EXERCISE OBJECTIVE ->
Output every entry exactly as written, but omit the pictures.

GIVEN ENTRIES ->
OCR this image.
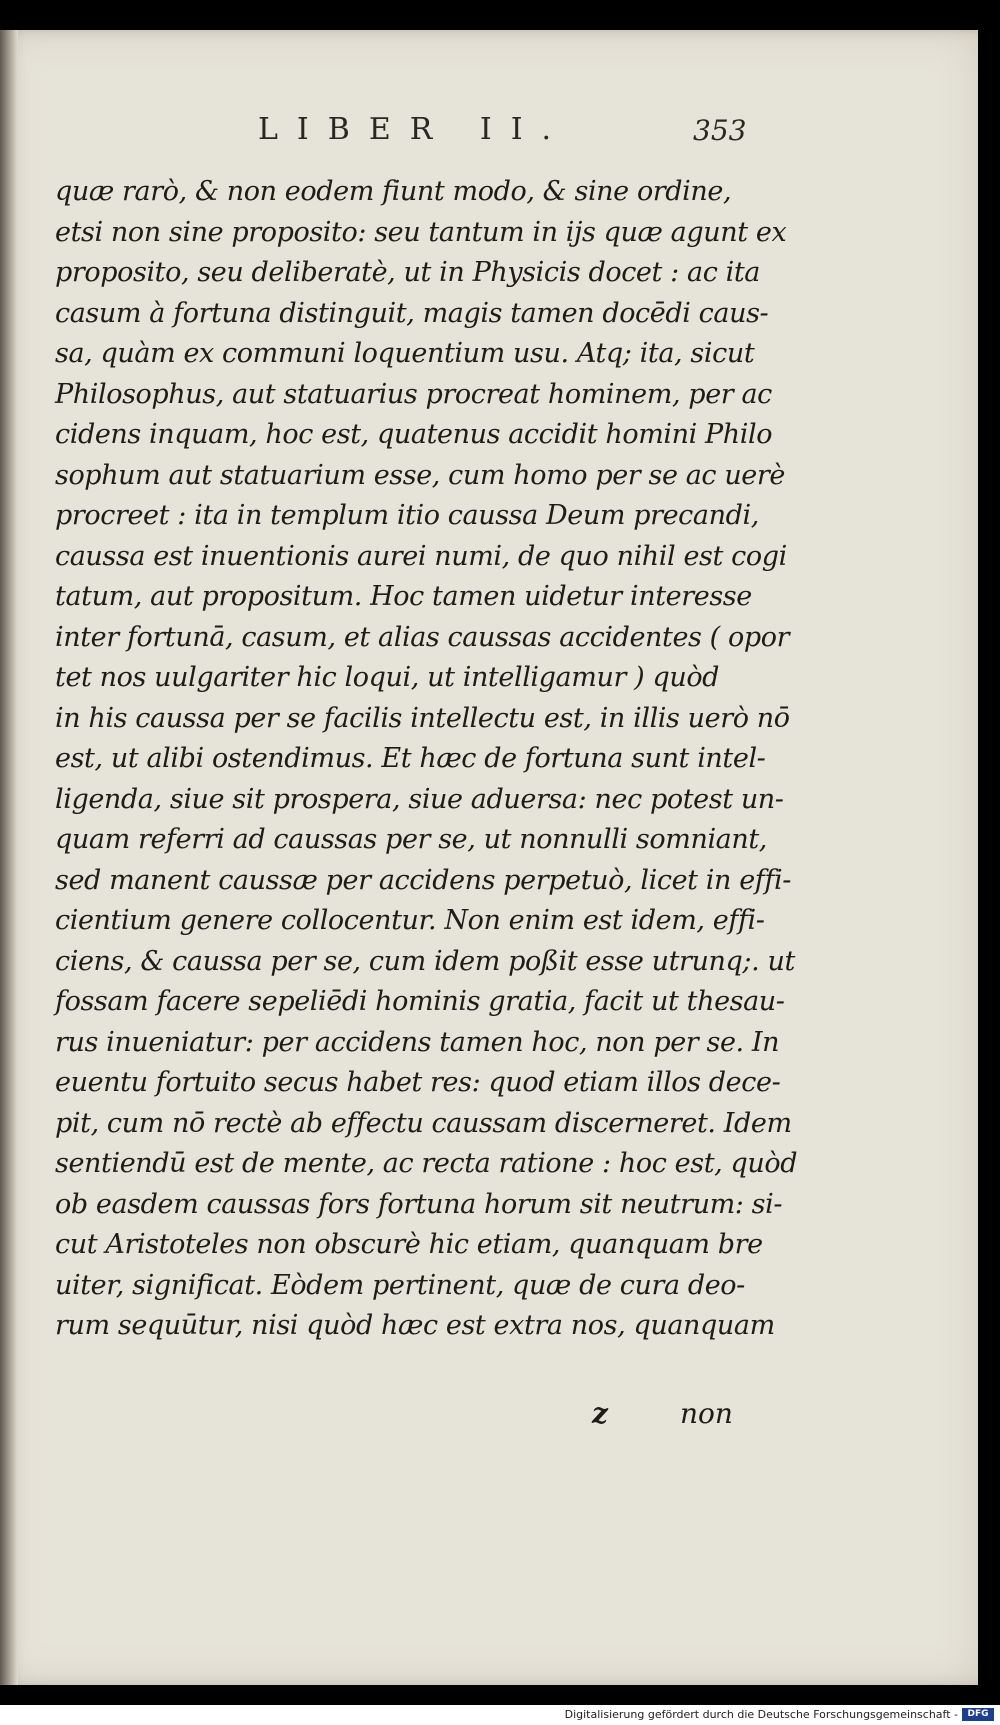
LIBER II.	353
quæ rarò, & non eodem fiunt modo, & sine ordine,
etsi non sine proposito: seu tantum in ijs quæ agunt ex
proposito, seu deliberatè, ut in Physicis docet : ac ita
casum à fortuna distinguit, magis tamen docēdi caus-
sa, quàm ex communi loquentium usu. Atq; ita, sicut
Philosophus, aut statuarius procreat hominem, per ac
cidens inquam, hoc est, quatenus accidit homini Philo
sophum aut statuarium esse, cum homo per se ac uerè
procreet : ita in templum itio caussa Deum precandi,
caussa est inuentionis aurei numi, de quo nihil est cogi
tatum, aut propositum. Hoc tamen uidetur interesse
inter fortunā, casum, et alias caussas accidentes ( opor
tet nos uulgariter hic loqui, ut intelligamur ) quòd
in his caussa per se facilis intellectu est, in illis uerò nō
est, ut alibi ostendimus. Et hæc de fortuna sunt intel-
ligenda, siue sit prospera, siue aduersa: nec potest un-
quam referri ad caussas per se, ut nonnulli somniant,
sed manent caussæ per accidens perpetuò, licet in effi-
cientium genere collocentur. Non enim est idem, effi-
ciens, & caussa per se, cum idem poßit esse utrunq;. ut
fossam facere sepeliēdi hominis gratia, facit ut thesau-
rus inueniatur: per accidens tamen hoc, non per se. In
euentu fortuito secus habet res: quod etiam illos dece-
pit, cum nō rectè ab effectu caussam discerneret. Idem
sentiendū est de mente, ac recta ratione : hoc est, quòd
ob easdem caussas fors fortuna horum sit neutrum: si-
cut Aristoteles non obscurè hic etiam, quanquam bre
uiter, significat. Eòdem pertinent, quæ de cura deo-
rum sequūtur, nisi quòd hæc est extra nos, quanquam
z	non
Digitalisierung gefördert durch die Deutsche Forschungsgemeinschaft -	DFG
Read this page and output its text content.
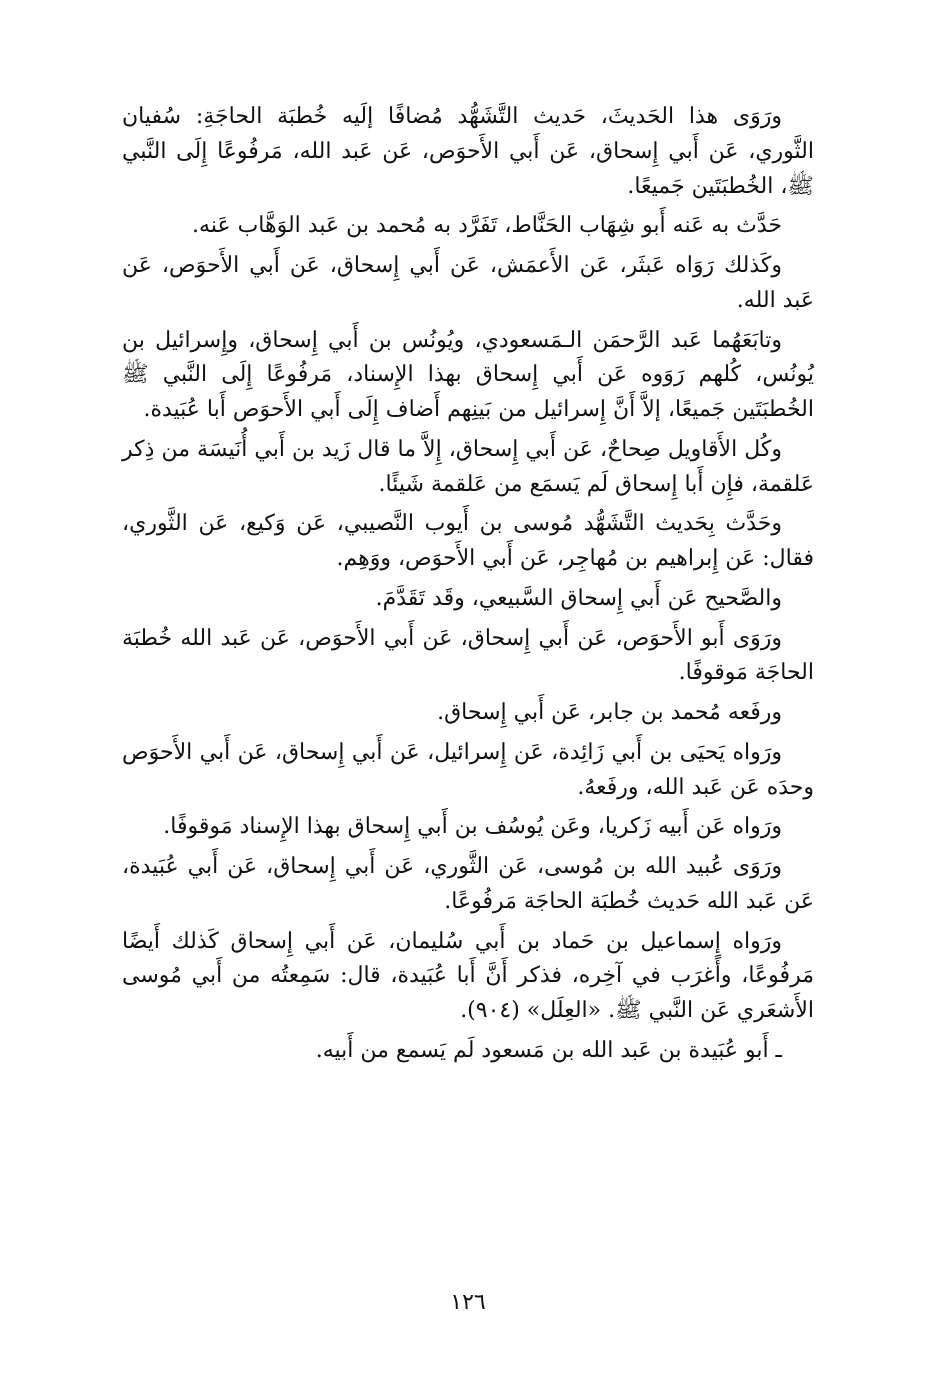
ورَوَى هذا الحَديثَ، حَديث التَّشَهُّد مُضافًا إلَيه خُطبَة الحاجَةِ: سُفيان الثَّوري، عَن أَبي إِسحاق، عَن أَبي الأَحوَص، عَن عَبد الله، مَرفُوعًا إِلَى النَّبي ﷺ، الخُطبَتَين جَميعًا.

حَدَّث به عَنه أَبو شِهَاب الحَنَّاط، تَفَرَّد به مُحمد بن عَبد الوَهَّاب عَنه.

وكَذلك رَوَاه عَبثَر، عَن الأَعمَش، عَن أَبي إِسحاق، عَن أَبي الأَحوَص، عَن عَبد الله.

وتابَعَهُما عَبد الرَّحمَن الـمَسعودي، ويُونُس بن أَبي إِسحاق، وإِسرائيل بن يُونُس، كُلهم رَوَوه عَن أَبي إِسحاق بهذا الإِسناد، مَرفُوعًا إِلَى النَّبي ﷺ الخُطبَتَين جَميعًا، إلاَّ أَنَّ إِسرائيل من بَينِهم أَضاف إِلَى أَبي الأَحوَص أَبا عُبَيدة.

وكُل الأَقاويل صِحاحٌ، عَن أَبي إِسحاق، إِلاَّ ما قال زَيد بن أَبي أُنَيسَة من ذِكر عَلقمة، فإِن أَبا إِسحاق لَم يَسمَع من عَلقمة شَيئًا.

وحَدَّث بِحَديث التَّشَهُّد مُوسى بن أَيوب النَّصيبي، عَن وَكيع، عَن الثَّوري، فقال: عَن إِبراهيم بن مُهاجِر، عَن أَبي الأَحوَص، ووَهِم.

والصَّحيح عَن أَبي إِسحاق السَّبيعي، وقَد تَقَدَّمَ.

ورَوَى أَبو الأَحوَص، عَن أَبي إِسحاق، عَن أَبي الأَحوَص، عَن عَبد الله خُطبَة الحاجَة مَوقوفًا.

ورفَعه مُحمد بن جابر، عَن أَبي إِسحاق.

ورَواه يَحيَى بن أَبي زَائِدة، عَن إِسرائيل، عَن أَبي إِسحاق، عَن أَبي الأَحوَص وحدَه عَن عَبد الله، ورفَعهُ.

ورَواه عَن أَبيه زَكريا، وعَن يُوسُف بن أَبي إِسحاق بهذا الإِسناد مَوقوفًا.

ورَوَى عُبيد الله بن مُوسى، عَن الثَّوري، عَن أَبي إِسحاق، عَن أَبي عُبَيدة، عَن عَبد الله حَديث خُطبَة الحاجَة مَرفُوعًا.

ورَواه إِسماعيل بن حَماد بن أَبي سُليمان، عَن أَبي إِسحاق كَذلك أَيضًا مَرفُوعًا، وأَغرَب في آخِره، فذكر أَنَّ أَبا عُبَيدة، قال: سَمِعتُه من أَبي مُوسى الأَشعَري عَن النَّبي ﷺ. «العِلَل» (٩٠٤).

ـ أَبو عُبَيدة بن عَبد الله بن مَسعود لَم يَسمع من أَبيه.

١٢٦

WRITTEN REPLY ->
OCR this image.
LIBER II.	353
quæ rarò, & non eodem fiunt modo, & sine ordine,
etsi non sine proposito: seu tantum in ijs quæ agunt ex
proposito, seu deliberatè, ut in Physicis docet : ac ita
casum à fortuna distinguit, magis tamen docēdi caus-
sa, quàm ex communi loquentium usu. Atq; ita, sicut
Philosophus, aut statuarius procreat hominem, per ac
cidens inquam, hoc est, quatenus accidit homini Philo
sophum aut statuarium esse, cum homo per se ac uerè
procreet : ita in templum itio caussa Deum precandi,
caussa est inuentionis aurei numi, de quo nihil est cogi
tatum, aut propositum. Hoc tamen uidetur interesse
inter fortunā, casum, et alias caussas accidentes ( opor
tet nos uulgariter hic loqui, ut intelligamur ) quòd
in his caussa per se facilis intellectu est, in illis uerò nō
est, ut alibi ostendimus. Et hæc de fortuna sunt intel-
ligenda, siue sit prospera, siue aduersa: nec potest un-
quam referri ad caussas per se, ut nonnulli somniant,
sed manent caussæ per accidens perpetuò, licet in effi-
cientium genere collocentur. Non enim est idem, effi-
ciens, & caussa per se, cum idem poßit esse utrunq;. ut
fossam facere sepeliēdi hominis gratia, facit ut thesau-
rus inueniatur: per accidens tamen hoc, non per se. In
euentu fortuito secus habet res: quod etiam illos dece-
pit, cum nō rectè ab effectu caussam discerneret. Idem
sentiendū est de mente, ac recta ratione : hoc est, quòd
ob easdem caussas fors fortuna horum sit neutrum: si-
cut Aristoteles non obscurè hic etiam, quanquam bre
uiter, significat. Eòdem pertinent, quæ de cura deo-
rum sequūtur, nisi quòd hæc est extra nos, quanquam
z	non
Digitalisierung gefördert durch die Deutsche Forschungsgemeinschaft -	DFG
Read this page and output its text content.
ورَوَى هذا الحَديثَ، حَديث التَّشَهُّد مُضافًا إلَيه خُطبَة الحاجَةِ: سُفيان الثَّوري، عَن أَبي إِسحاق، عَن أَبي الأَحوَص، عَن عَبد الله، مَرفُوعًا إِلَى النَّبي ﷺ، الخُطبَتَين جَميعًا.

حَدَّث به عَنه أَبو شِهَاب الحَنَّاط، تَفَرَّد به مُحمد بن عَبد الوَهَّاب عَنه.

وكَذلك رَوَاه عَبثَر، عَن الأَعمَش، عَن أَبي إِسحاق، عَن أَبي الأَحوَص، عَن عَبد الله.

وتابَعَهُما عَبد الرَّحمَن الـمَسعودي، ويُونُس بن أَبي إِسحاق، وإِسرائيل بن يُونُس، كُلهم رَوَوه عَن أَبي إِسحاق بهذا الإِسناد، مَرفُوعًا إِلَى النَّبي ﷺ الخُطبَتَين جَميعًا، إلاَّ أَنَّ إِسرائيل من بَينِهم أَضاف إِلَى أَبي الأَحوَص أَبا عُبَيدة.

وكُل الأَقاويل صِحاحٌ، عَن أَبي إِسحاق، إِلاَّ ما قال زَيد بن أَبي أُنَيسَة من ذِكر عَلقمة، فإِن أَبا إِسحاق لَم يَسمَع من عَلقمة شَيئًا.

وحَدَّث بِحَديث التَّشَهُّد مُوسى بن أَيوب النَّصيبي، عَن وَكيع، عَن الثَّوري، فقال: عَن إِبراهيم بن مُهاجِر، عَن أَبي الأَحوَص، ووَهِم.

والصَّحيح عَن أَبي إِسحاق السَّبيعي، وقَد تَقَدَّمَ.

ورَوَى أَبو الأَحوَص، عَن أَبي إِسحاق، عَن أَبي الأَحوَص، عَن عَبد الله خُطبَة الحاجَة مَوقوفًا.

ورفَعه مُحمد بن جابر، عَن أَبي إِسحاق.

ورَواه يَحيَى بن أَبي زَائِدة، عَن إِسرائيل، عَن أَبي إِسحاق، عَن أَبي الأَحوَص وحدَه عَن عَبد الله، ورفَعهُ.

ورَواه عَن أَبيه زَكريا، وعَن يُوسُف بن أَبي إِسحاق بهذا الإِسناد مَوقوفًا.

ورَوَى عُبيد الله بن مُوسى، عَن الثَّوري، عَن أَبي إِسحاق، عَن أَبي عُبَيدة، عَن عَبد الله حَديث خُطبَة الحاجَة مَرفُوعًا.

ورَواه إِسماعيل بن حَماد بن أَبي سُليمان، عَن أَبي إِسحاق كَذلك أَيضًا مَرفُوعًا، وأَغرَب في آخِره، فذكر أَنَّ أَبا عُبَيدة، قال: سَمِعتُه من أَبي مُوسى الأَشعَري عَن النَّبي ﷺ. «العِلَل» (٩٠٤).

ـ أَبو عُبَيدة بن عَبد الله بن مَسعود لَم يَسمع من أَبيه.

١٢٦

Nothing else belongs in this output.